* **SUPPLIED DATA**
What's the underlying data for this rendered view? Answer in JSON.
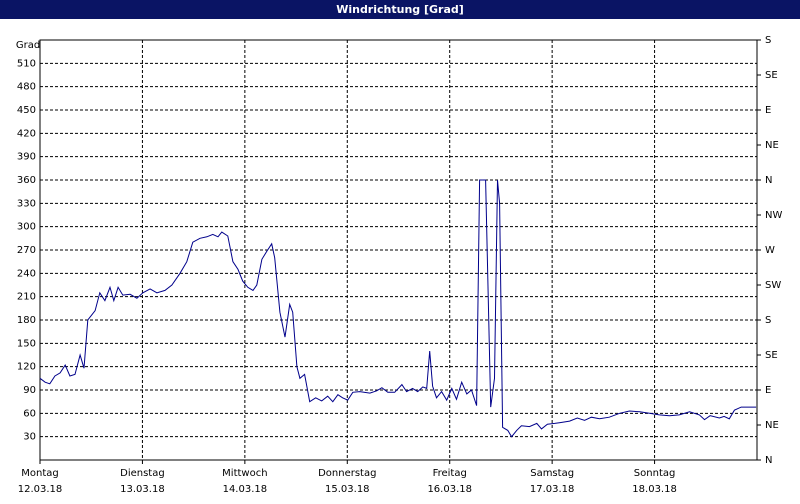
{
  "chart_data": {
    "type": "line",
    "title": "Windrichtung [Grad]",
    "ylabel": "Grad",
    "x": [
      0,
      1.2,
      2.3,
      3.5,
      4.7,
      5.9,
      7.0,
      8.2,
      9.4,
      10.3,
      11.2,
      12.9,
      14.0,
      15.2,
      16.4,
      17.3,
      18.3,
      19.4,
      21.1,
      22.7,
      24.1,
      25.8,
      27.4,
      29.3,
      30.9,
      32.8,
      34.4,
      35.8,
      37.5,
      39.1,
      40.5,
      41.7,
      42.6,
      44.0,
      45.2,
      46.4,
      47.5,
      48.7,
      49.9,
      50.8,
      52.0,
      53.1,
      54.3,
      55.0,
      56.2,
      57.4,
      58.5,
      59.2,
      60.2,
      60.9,
      62.0,
      63.2,
      64.6,
      66.0,
      67.4,
      68.6,
      69.8,
      70.9,
      72.1,
      73.3,
      74.9,
      77.3,
      78.9,
      80.1,
      81.5,
      83.1,
      84.8,
      85.9,
      87.3,
      88.5,
      89.7,
      90.6,
      91.3,
      92.0,
      92.9,
      94.1,
      95.3,
      96.5,
      97.6,
      98.8,
      100.0,
      101.1,
      102.3,
      103.0,
      104.4,
      105.6,
      106.5,
      107.2,
      107.7,
      108.4,
      109.6,
      110.5,
      111.7,
      112.8,
      114.7,
      116.4,
      117.5,
      118.9,
      120.6,
      121.7,
      124.1,
      125.9,
      127.6,
      129.2,
      131.1,
      133.4,
      135.8,
      138.1,
      140.5,
      142.8,
      145.1,
      147.5,
      149.8,
      152.2,
      154.5,
      155.7,
      157.0,
      159.2,
      160.3,
      161.5,
      162.7,
      164.3,
      167.8
    ],
    "series": [
      {
        "color": "#00008b",
        "values": [
          105,
          100,
          98,
          108,
          112,
          122,
          108,
          110,
          135,
          118,
          180,
          192,
          215,
          205,
          222,
          205,
          222,
          212,
          213,
          208,
          215,
          220,
          215,
          218,
          225,
          240,
          255,
          280,
          285,
          287,
          290,
          287,
          293,
          288,
          255,
          245,
          230,
          222,
          218,
          225,
          258,
          268,
          278,
          260,
          190,
          158,
          200,
          190,
          120,
          105,
          110,
          75,
          80,
          76,
          82,
          75,
          84,
          80,
          77,
          87,
          88,
          86,
          89,
          93,
          87,
          87,
          97,
          88,
          92,
          88,
          94,
          92,
          140,
          95,
          80,
          88,
          77,
          92,
          78,
          100,
          85,
          90,
          70,
          360,
          360,
          68,
          105,
          360,
          330,
          42,
          38,
          30,
          38,
          44,
          43,
          47,
          40,
          46,
          47,
          48,
          50,
          54,
          51,
          55,
          53,
          55,
          60,
          63,
          62,
          60,
          58,
          57,
          58,
          62,
          58,
          52,
          57,
          54,
          56,
          53,
          64,
          68,
          68
        ]
      }
    ],
    "xlim": [
      0,
      168
    ],
    "xticks": [
      {
        "value": 0,
        "label": "Montag"
      },
      {
        "value": 24,
        "label": "Dienstag"
      },
      {
        "value": 48,
        "label": "Mittwoch"
      },
      {
        "value": 72,
        "label": "Donnerstag"
      },
      {
        "value": 96,
        "label": "Freitag"
      },
      {
        "value": 120,
        "label": "Samstag"
      },
      {
        "value": 144,
        "label": "Sonntag"
      }
    ],
    "xtick_dates": [
      "12.03.18",
      "13.03.18",
      "14.03.18",
      "15.03.18",
      "16.03.18",
      "17.03.18",
      "18.03.18"
    ],
    "ylim": [
      0,
      540
    ],
    "yticks": [
      30,
      60,
      90,
      120,
      150,
      180,
      210,
      240,
      270,
      300,
      330,
      360,
      390,
      420,
      450,
      480,
      510
    ],
    "y2lim": [
      0,
      540
    ],
    "y2ticks": [
      {
        "value": 540,
        "label": "S"
      },
      {
        "value": 495,
        "label": "SE"
      },
      {
        "value": 450,
        "label": "E"
      },
      {
        "value": 405,
        "label": "NE"
      },
      {
        "value": 360,
        "label": "N"
      },
      {
        "value": 315,
        "label": "NW"
      },
      {
        "value": 270,
        "label": "W"
      },
      {
        "value": 225,
        "label": "SW"
      },
      {
        "value": 180,
        "label": "S"
      },
      {
        "value": 135,
        "label": "SE"
      },
      {
        "value": 90,
        "label": "E"
      },
      {
        "value": 45,
        "label": "NE"
      },
      {
        "value": 0,
        "label": "N"
      }
    ],
    "grid": true
  }
}
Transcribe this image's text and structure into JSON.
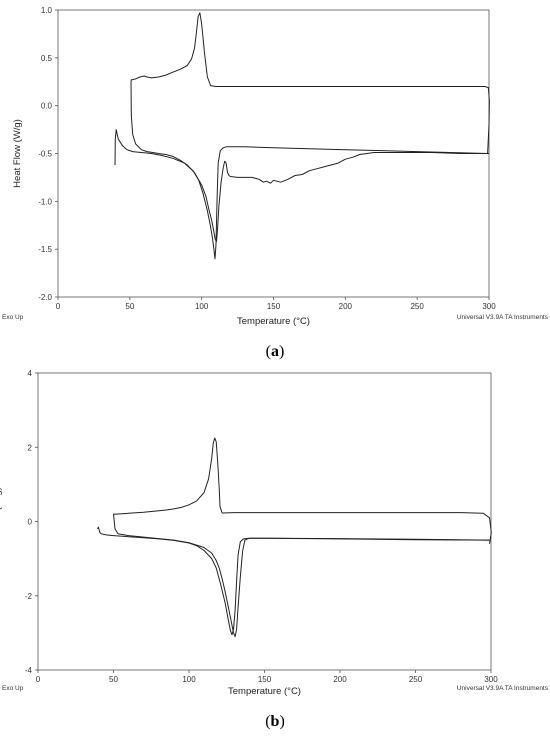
{
  "panels": [
    {
      "caption_letter": "a",
      "caption_open": "(",
      "caption_close": ")",
      "corner_left": "Exo Up",
      "corner_right": "Universal V3.9A TA Instruments",
      "chart_data": {
        "type": "line",
        "xlabel": "Temperature (°C)",
        "ylabel": "Heat Flow (W/g)",
        "xlim": [
          0,
          300
        ],
        "ylim": [
          -2.0,
          1.0
        ],
        "x_ticks": [
          0,
          50,
          100,
          150,
          200,
          250,
          300
        ],
        "y_ticks": [
          1.0,
          0.5,
          0.0,
          -0.5,
          -1.0,
          -1.5,
          -2.0
        ],
        "y_tick_labels": [
          "1.0",
          "0.5",
          "0.0",
          "-0.5",
          "-1.0",
          "-1.5",
          "-2.0"
        ],
        "x_tick_labels": [
          "0",
          "50",
          "100",
          "150",
          "200",
          "250",
          "300"
        ],
        "grid": false,
        "series": [
          {
            "x": [
              39.7,
              39.9,
              40.5,
              42,
              45,
              48,
              52,
              58,
              65,
              72,
              80,
              88,
              94,
              98,
              101,
              104,
              106,
              107.5,
              108.5,
              109.3,
              110,
              110.7,
              111.5,
              113,
              115,
              117,
              120,
              130,
              150,
              200,
              250,
              299
            ],
            "y": [
              -0.62,
              -0.35,
              -0.25,
              -0.35,
              -0.42,
              -0.46,
              -0.48,
              -0.49,
              -0.5,
              -0.52,
              -0.55,
              -0.6,
              -0.68,
              -0.78,
              -0.92,
              -1.1,
              -1.25,
              -1.38,
              -1.5,
              -1.6,
              -1.45,
              -1.0,
              -0.6,
              -0.47,
              -0.44,
              -0.43,
              -0.43,
              -0.43,
              -0.44,
              -0.46,
              -0.48,
              -0.5
            ]
          },
          {
            "x": [
              299,
              300,
              300.3,
              299.5,
              297,
              280,
              250,
              200,
              150,
              120,
              110,
              106.2,
              104,
              102,
              100,
              98.8,
              97.5,
              96.5,
              95,
              93,
              90,
              85,
              80,
              75,
              70,
              65,
              62,
              60,
              57,
              54,
              51.5,
              51,
              50.8,
              51,
              52,
              54,
              58,
              62,
              66,
              70,
              75,
              80,
              85,
              90,
              95,
              100,
              103,
              105,
              107,
              108.5,
              109.5,
              110.3,
              111,
              112,
              113.5,
              115,
              116,
              117,
              118,
              119,
              120,
              125,
              130,
              135,
              140,
              143,
              145,
              148,
              150,
              155,
              160,
              165,
              170,
              175,
              180,
              185,
              190,
              195,
              200,
              205,
              210,
              215,
              220,
              240,
              260,
              280,
              300
            ],
            "y": [
              -0.5,
              -0.2,
              0.05,
              0.19,
              0.2,
              0.2,
              0.2,
              0.2,
              0.2,
              0.2,
              0.2,
              0.21,
              0.3,
              0.55,
              0.85,
              0.97,
              0.93,
              0.78,
              0.6,
              0.49,
              0.42,
              0.38,
              0.35,
              0.32,
              0.3,
              0.29,
              0.3,
              0.31,
              0.3,
              0.28,
              0.27,
              0.27,
              0.25,
              -0.1,
              -0.3,
              -0.4,
              -0.46,
              -0.48,
              -0.49,
              -0.5,
              -0.51,
              -0.53,
              -0.57,
              -0.62,
              -0.7,
              -0.83,
              -0.95,
              -1.08,
              -1.2,
              -1.32,
              -1.4,
              -1.42,
              -1.3,
              -1.05,
              -0.8,
              -0.65,
              -0.58,
              -0.6,
              -0.7,
              -0.73,
              -0.74,
              -0.75,
              -0.75,
              -0.75,
              -0.77,
              -0.8,
              -0.79,
              -0.81,
              -0.78,
              -0.8,
              -0.77,
              -0.73,
              -0.72,
              -0.68,
              -0.66,
              -0.64,
              -0.62,
              -0.6,
              -0.56,
              -0.54,
              -0.51,
              -0.5,
              -0.49,
              -0.49,
              -0.49,
              -0.5,
              -0.5
            ]
          }
        ]
      }
    },
    {
      "caption_letter": "b",
      "caption_open": "(",
      "caption_close": ")",
      "corner_left": "Exo Up",
      "corner_right": "Universal V3.9A TA Instruments",
      "chart_data": {
        "type": "line",
        "xlabel": "Temperature (°C)",
        "ylabel": "Heat Flow (W/g)",
        "xlim": [
          0,
          300
        ],
        "ylim": [
          -4,
          4
        ],
        "x_ticks": [
          0,
          50,
          100,
          150,
          200,
          250,
          300
        ],
        "y_ticks": [
          4,
          2,
          0,
          -2,
          -4
        ],
        "y_tick_labels": [
          "4",
          "2",
          "0",
          "-2",
          "-4"
        ],
        "x_tick_labels": [
          "0",
          "50",
          "100",
          "150",
          "200",
          "250",
          "300"
        ],
        "grid": false,
        "series": [
          {
            "x": [
              39.5,
              40,
              41,
              42,
              45,
              50,
              60,
              70,
              80,
              90,
              100,
              105,
              110,
              115,
              118,
              121,
              124,
              126,
              127.5,
              128.5,
              129.5,
              130.5,
              131.5,
              132.5,
              134,
              136,
              140,
              150,
              200,
              250,
              299
            ],
            "y": [
              -0.2,
              -0.15,
              -0.3,
              -0.33,
              -0.36,
              -0.38,
              -0.41,
              -0.44,
              -0.47,
              -0.51,
              -0.58,
              -0.65,
              -0.78,
              -1.0,
              -1.25,
              -1.7,
              -2.2,
              -2.65,
              -2.95,
              -3.05,
              -2.9,
              -2.4,
              -1.6,
              -0.9,
              -0.55,
              -0.47,
              -0.45,
              -0.45,
              -0.46,
              -0.48,
              -0.5
            ]
          },
          {
            "x": [
              299,
              300.2,
              299,
              295,
              280,
              250,
              200,
              150,
              130,
              122,
              120.5,
              120,
              119,
              118,
              117,
              116,
              115,
              113,
              110,
              105,
              100,
              95,
              90,
              85,
              80,
              70,
              60,
              52,
              50.5,
              50,
              51,
              53,
              60,
              70,
              80,
              90,
              100,
              110,
              115,
              118,
              120,
              122,
              124,
              126,
              128,
              129.5,
              130.5,
              131.5,
              132.5,
              134,
              135.5,
              137,
              140,
              150,
              200,
              250,
              299
            ],
            "y": [
              -0.6,
              -0.3,
              0.1,
              0.22,
              0.24,
              0.24,
              0.24,
              0.24,
              0.24,
              0.23,
              0.4,
              0.9,
              1.6,
              2.15,
              2.25,
              2.1,
              1.7,
              1.15,
              0.78,
              0.55,
              0.45,
              0.38,
              0.34,
              0.31,
              0.29,
              0.25,
              0.22,
              0.2,
              0.2,
              0.2,
              -0.2,
              -0.33,
              -0.38,
              -0.42,
              -0.46,
              -0.5,
              -0.57,
              -0.7,
              -0.85,
              -1.05,
              -1.25,
              -1.55,
              -1.9,
              -2.3,
              -2.7,
              -3.0,
              -3.1,
              -2.9,
              -2.3,
              -1.5,
              -0.8,
              -0.5,
              -0.45,
              -0.45,
              -0.47,
              -0.49,
              -0.5
            ]
          }
        ]
      }
    }
  ]
}
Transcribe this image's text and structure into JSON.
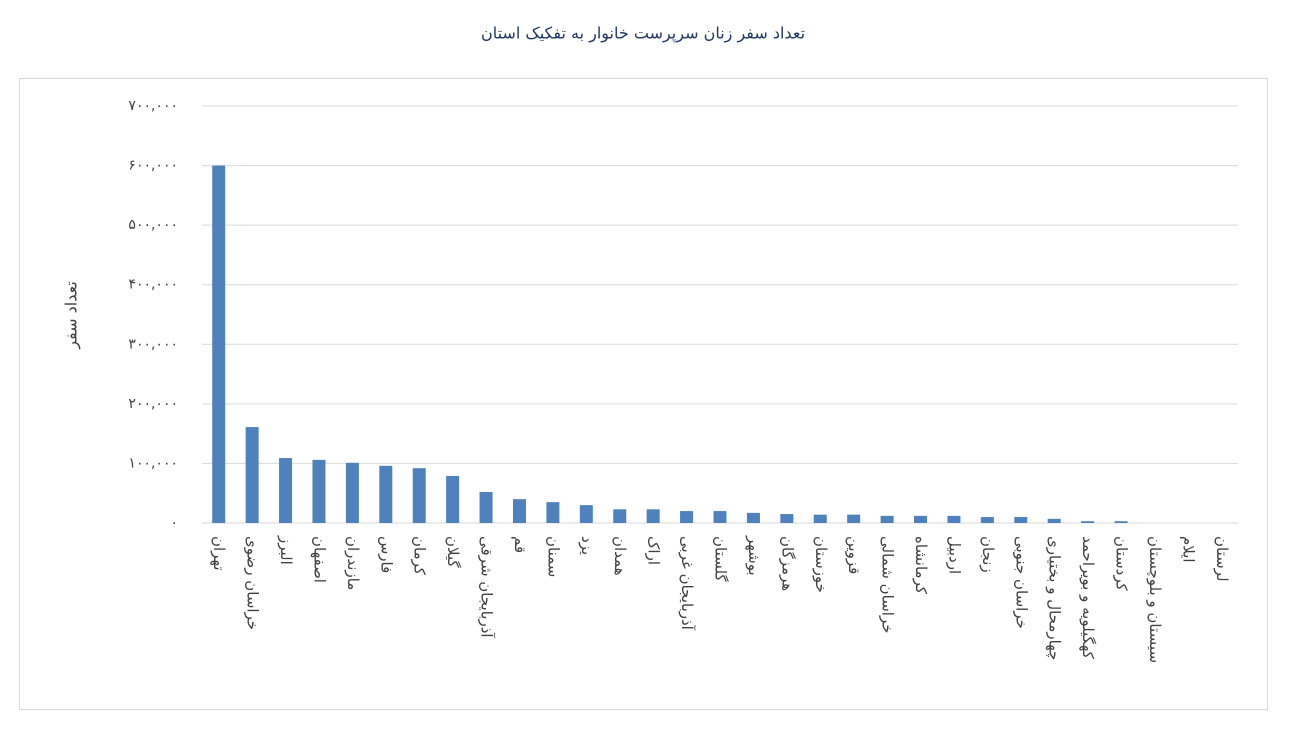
{
  "chart_data": {
    "type": "bar",
    "title": "تعداد سفر زنان سرپرست خانوار به تفکیک استان",
    "y_label": "تعداد سفر",
    "categories": [
      "تهران",
      "خراسان رضوی",
      "البرز",
      "اصفهان",
      "مازندران",
      "فارس",
      "کرمان",
      "گیلان",
      "آذربایجان شرقی",
      "قم",
      "سمنان",
      "یزد",
      "همدان",
      "اراک",
      "آذربایجان غربی",
      "گلستان",
      "بوشهر",
      "هرمزگان",
      "خوزستان",
      "قزوین",
      "خراسان شمالی",
      "کرمانشاه",
      "اردبیل",
      "زنجان",
      "خراسان جنوبی",
      "چهارمحال و بختیاری",
      "کهگیلویه و بویراحمد",
      "کردستان",
      "سیستان و بلوچستان",
      "ایلام",
      "لرستان"
    ],
    "values": [
      600000,
      161000,
      109000,
      106000,
      101000,
      96000,
      92000,
      79000,
      52000,
      40000,
      35000,
      30000,
      23000,
      23000,
      20000,
      20000,
      17000,
      15000,
      14000,
      14000,
      12000,
      12000,
      12000,
      10000,
      10000,
      7000,
      3000,
      3000,
      0,
      0,
      0
    ],
    "color": "#4f81bd",
    "ylim": [
      0,
      700000
    ],
    "yticks": [
      {
        "value": 0,
        "label": "۰"
      },
      {
        "value": 100000,
        "label": "۱۰۰,۰۰۰"
      },
      {
        "value": 200000,
        "label": "۲۰۰,۰۰۰"
      },
      {
        "value": 300000,
        "label": "۳۰۰,۰۰۰"
      },
      {
        "value": 400000,
        "label": "۴۰۰,۰۰۰"
      },
      {
        "value": 500000,
        "label": "۵۰۰,۰۰۰"
      },
      {
        "value": 600000,
        "label": "۶۰۰,۰۰۰"
      },
      {
        "value": 700000,
        "label": "۷۰۰,۰۰۰"
      }
    ],
    "grid": true
  }
}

* **STATED EXERCISE**
Where a line of the material above holds the string "title", copy that line.

* **ANSWER TO THE TASK**
    "title": "Windrichtung [Grad]",
    "title": "تعداد سفر زنان سرپرست خانوار به تفکیک استان",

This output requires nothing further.